#### Exercise task:
Look for "What data populates" in the listing below, then copy exactly the line it appears in and all lines after it to the end, and nothing more.

#### Supplied records:

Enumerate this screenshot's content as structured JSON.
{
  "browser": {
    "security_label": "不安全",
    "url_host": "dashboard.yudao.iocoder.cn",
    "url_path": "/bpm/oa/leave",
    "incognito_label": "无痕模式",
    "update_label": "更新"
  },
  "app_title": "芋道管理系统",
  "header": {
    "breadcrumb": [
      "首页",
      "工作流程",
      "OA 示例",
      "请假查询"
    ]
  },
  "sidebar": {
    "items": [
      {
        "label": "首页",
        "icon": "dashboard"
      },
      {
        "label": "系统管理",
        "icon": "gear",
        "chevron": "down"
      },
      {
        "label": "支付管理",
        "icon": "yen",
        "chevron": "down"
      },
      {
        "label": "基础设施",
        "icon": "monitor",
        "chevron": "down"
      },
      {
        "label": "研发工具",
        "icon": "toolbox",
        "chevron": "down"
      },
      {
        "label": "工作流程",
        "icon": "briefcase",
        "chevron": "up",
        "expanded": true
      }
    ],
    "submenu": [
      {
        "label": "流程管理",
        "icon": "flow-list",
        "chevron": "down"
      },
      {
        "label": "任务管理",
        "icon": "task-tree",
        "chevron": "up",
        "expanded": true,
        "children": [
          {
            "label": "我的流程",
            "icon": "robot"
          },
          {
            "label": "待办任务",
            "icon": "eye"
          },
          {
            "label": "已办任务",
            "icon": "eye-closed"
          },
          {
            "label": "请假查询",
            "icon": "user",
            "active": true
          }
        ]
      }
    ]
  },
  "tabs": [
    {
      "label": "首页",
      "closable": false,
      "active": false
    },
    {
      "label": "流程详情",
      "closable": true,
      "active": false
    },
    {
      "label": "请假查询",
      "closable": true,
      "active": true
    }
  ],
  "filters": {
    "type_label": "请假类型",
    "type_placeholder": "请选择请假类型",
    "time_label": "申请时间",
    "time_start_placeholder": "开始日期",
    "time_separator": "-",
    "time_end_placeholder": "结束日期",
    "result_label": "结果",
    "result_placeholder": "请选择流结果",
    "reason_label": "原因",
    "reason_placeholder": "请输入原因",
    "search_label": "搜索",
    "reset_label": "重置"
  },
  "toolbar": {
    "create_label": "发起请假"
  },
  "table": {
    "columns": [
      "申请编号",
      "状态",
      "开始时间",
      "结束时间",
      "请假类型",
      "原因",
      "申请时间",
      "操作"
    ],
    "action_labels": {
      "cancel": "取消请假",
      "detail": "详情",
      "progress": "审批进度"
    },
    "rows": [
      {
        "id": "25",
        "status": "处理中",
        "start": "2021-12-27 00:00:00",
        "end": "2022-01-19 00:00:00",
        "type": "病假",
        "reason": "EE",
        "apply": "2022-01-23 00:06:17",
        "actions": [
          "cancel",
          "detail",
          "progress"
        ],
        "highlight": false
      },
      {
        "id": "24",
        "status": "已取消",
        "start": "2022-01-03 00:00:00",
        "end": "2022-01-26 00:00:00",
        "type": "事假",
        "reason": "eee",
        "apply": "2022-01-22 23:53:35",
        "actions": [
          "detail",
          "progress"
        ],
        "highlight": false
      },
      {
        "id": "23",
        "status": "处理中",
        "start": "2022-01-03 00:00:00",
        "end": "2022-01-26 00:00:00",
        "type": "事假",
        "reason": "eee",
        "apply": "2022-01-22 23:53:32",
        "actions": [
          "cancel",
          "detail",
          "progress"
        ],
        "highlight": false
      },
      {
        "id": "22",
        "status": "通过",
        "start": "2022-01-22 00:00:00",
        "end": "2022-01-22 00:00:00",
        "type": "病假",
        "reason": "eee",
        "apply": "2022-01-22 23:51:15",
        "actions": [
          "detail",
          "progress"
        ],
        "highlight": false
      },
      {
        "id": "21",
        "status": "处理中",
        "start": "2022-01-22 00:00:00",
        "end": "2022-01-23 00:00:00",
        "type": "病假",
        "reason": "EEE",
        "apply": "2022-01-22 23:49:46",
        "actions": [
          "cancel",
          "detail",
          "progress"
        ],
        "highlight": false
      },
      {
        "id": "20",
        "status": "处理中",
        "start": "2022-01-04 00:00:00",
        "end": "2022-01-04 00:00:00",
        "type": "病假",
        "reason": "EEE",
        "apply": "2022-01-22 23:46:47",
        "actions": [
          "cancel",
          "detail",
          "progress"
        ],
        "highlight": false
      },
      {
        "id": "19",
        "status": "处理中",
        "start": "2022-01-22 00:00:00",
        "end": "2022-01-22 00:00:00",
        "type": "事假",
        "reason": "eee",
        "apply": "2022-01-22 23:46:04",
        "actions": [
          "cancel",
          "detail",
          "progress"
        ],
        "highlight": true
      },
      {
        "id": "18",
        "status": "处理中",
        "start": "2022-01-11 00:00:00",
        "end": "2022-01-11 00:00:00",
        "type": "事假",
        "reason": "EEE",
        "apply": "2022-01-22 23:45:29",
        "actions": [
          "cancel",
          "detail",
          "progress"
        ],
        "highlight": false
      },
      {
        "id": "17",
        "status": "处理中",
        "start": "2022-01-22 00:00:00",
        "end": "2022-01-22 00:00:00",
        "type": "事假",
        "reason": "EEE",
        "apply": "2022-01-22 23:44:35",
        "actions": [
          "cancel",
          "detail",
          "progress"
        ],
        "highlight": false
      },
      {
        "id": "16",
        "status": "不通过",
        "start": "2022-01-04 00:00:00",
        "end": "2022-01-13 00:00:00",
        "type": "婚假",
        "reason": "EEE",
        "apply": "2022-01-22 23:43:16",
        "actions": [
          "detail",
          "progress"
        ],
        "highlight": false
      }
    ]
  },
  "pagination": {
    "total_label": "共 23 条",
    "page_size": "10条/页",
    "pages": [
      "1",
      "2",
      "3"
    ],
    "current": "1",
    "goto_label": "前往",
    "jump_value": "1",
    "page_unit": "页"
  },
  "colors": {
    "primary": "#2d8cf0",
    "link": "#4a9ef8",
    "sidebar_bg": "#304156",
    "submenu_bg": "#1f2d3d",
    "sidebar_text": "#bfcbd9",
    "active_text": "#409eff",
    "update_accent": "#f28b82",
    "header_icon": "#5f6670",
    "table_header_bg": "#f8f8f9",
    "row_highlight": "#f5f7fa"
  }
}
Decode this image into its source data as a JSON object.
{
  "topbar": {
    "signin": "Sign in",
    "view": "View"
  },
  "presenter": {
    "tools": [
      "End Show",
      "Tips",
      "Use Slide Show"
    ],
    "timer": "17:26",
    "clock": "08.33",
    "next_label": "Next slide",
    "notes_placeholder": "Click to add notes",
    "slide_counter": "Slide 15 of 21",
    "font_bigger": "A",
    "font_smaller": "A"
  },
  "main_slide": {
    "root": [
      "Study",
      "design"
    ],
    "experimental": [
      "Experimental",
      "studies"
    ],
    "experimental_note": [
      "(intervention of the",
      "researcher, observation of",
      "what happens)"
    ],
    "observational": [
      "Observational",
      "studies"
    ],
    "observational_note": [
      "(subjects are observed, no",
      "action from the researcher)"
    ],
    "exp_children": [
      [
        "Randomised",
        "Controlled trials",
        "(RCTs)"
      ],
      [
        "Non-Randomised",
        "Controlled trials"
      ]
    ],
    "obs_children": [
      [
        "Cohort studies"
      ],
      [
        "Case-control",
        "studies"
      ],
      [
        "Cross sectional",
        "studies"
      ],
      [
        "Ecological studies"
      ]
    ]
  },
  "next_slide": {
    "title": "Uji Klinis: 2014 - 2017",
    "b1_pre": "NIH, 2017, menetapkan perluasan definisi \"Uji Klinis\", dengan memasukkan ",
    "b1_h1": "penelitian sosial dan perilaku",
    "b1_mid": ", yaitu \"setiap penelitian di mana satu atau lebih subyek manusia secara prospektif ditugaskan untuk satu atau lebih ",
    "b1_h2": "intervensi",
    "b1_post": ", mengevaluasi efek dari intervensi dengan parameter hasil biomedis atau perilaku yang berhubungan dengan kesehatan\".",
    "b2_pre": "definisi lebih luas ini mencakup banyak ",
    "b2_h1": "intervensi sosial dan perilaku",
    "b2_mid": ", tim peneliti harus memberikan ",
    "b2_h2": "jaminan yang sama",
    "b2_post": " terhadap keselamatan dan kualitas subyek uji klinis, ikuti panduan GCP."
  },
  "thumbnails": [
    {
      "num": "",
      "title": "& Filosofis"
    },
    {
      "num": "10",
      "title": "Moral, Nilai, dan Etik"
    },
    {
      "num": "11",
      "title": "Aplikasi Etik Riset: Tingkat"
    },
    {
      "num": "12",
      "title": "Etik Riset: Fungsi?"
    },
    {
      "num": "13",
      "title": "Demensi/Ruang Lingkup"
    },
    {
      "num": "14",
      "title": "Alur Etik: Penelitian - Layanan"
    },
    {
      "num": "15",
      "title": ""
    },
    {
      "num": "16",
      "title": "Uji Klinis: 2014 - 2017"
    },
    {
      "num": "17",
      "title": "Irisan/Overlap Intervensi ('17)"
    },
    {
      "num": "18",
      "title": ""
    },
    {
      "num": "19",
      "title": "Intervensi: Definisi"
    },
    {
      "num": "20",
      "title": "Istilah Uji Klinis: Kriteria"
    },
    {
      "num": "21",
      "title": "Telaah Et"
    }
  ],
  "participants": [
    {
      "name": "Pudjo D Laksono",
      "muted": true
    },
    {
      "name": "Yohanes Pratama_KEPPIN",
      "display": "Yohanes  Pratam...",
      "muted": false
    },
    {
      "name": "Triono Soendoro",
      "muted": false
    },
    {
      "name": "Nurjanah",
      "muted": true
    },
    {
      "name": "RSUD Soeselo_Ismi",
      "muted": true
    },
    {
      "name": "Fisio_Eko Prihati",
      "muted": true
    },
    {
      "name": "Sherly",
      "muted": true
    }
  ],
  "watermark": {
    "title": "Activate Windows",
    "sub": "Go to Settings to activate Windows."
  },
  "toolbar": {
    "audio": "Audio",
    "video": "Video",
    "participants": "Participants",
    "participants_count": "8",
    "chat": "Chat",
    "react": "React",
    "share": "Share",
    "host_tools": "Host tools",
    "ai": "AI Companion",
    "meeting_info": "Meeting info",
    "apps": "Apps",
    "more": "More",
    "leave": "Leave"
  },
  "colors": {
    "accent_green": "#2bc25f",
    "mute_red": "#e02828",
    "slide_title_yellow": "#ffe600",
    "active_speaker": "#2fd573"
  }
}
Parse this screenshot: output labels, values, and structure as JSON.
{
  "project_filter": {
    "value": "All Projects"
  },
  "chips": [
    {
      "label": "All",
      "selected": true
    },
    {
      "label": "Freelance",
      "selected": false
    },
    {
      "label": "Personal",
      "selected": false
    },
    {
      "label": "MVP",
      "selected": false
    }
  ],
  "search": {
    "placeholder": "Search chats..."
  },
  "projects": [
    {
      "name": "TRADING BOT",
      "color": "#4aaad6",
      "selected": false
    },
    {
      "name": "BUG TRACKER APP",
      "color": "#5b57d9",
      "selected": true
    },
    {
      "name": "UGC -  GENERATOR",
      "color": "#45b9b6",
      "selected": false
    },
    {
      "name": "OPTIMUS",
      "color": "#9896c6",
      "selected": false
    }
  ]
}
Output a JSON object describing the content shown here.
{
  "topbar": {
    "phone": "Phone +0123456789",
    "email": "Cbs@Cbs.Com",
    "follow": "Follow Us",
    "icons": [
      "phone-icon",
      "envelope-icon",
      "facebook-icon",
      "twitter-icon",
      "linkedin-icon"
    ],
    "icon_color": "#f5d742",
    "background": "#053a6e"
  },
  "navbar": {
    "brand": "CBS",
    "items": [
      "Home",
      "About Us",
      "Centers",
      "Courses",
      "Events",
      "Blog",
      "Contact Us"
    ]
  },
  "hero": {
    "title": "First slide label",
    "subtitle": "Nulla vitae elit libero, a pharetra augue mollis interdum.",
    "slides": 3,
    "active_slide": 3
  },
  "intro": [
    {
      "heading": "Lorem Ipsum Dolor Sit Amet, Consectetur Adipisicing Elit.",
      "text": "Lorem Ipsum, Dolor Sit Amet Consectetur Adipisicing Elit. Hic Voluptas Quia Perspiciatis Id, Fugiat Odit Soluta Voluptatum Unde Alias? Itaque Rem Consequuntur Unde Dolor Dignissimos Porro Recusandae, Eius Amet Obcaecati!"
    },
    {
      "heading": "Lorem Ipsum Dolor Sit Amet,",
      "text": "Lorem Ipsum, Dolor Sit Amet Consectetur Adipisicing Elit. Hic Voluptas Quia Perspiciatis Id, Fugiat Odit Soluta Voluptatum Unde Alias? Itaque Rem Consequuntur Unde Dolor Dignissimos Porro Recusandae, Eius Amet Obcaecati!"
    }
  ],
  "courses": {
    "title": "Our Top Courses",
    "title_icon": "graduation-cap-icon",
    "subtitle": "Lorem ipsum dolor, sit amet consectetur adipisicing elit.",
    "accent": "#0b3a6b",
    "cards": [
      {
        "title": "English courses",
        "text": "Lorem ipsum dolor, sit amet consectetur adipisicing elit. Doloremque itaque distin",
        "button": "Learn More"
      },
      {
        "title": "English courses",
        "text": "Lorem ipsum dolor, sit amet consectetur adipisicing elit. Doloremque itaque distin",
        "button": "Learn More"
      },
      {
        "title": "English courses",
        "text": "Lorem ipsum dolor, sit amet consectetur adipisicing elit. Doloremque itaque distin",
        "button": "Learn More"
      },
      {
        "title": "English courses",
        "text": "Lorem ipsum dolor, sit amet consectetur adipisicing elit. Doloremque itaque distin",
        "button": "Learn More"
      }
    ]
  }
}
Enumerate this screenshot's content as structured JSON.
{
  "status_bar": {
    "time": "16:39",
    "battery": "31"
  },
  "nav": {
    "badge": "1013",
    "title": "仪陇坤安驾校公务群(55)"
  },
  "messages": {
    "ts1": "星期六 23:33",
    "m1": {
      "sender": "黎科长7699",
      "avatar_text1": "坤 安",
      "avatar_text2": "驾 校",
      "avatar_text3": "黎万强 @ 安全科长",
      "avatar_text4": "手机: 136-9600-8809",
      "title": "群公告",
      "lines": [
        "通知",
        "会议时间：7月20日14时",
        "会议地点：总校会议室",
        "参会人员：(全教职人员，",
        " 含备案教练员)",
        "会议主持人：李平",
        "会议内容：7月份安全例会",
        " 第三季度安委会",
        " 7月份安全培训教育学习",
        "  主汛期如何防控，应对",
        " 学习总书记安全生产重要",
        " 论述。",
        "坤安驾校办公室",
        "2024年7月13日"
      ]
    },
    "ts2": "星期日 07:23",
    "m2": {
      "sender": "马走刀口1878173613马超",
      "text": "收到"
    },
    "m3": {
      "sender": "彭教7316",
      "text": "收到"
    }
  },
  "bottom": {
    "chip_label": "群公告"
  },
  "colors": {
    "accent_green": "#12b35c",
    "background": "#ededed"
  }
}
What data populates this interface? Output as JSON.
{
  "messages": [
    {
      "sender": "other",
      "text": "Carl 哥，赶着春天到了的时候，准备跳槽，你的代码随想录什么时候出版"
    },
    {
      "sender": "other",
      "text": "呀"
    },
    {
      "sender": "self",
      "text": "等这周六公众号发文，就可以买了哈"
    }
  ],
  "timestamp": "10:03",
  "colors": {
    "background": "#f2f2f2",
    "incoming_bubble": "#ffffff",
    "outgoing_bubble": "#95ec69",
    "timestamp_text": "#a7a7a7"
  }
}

#### Solved problem:
What data populates this interface? Output as JSON.
{
  "messages": [
    {
      "sender": "other",
      "text": "Carl 哥，赶着春天到了的时候，准备跳槽，你的代码随想录什么时候出版"
    },
    {
      "sender": "other",
      "text": "呀"
    },
    {
      "sender": "self",
      "text": "等这周六公众号发文，就可以买了哈"
    }
  ],
  "timestamp": "10:03",
  "colors": {
    "background": "#f2f2f2",
    "incoming_bubble": "#ffffff",
    "outgoing_bubble": "#95ec69",
    "timestamp_text": "#a7a7a7"
  }
}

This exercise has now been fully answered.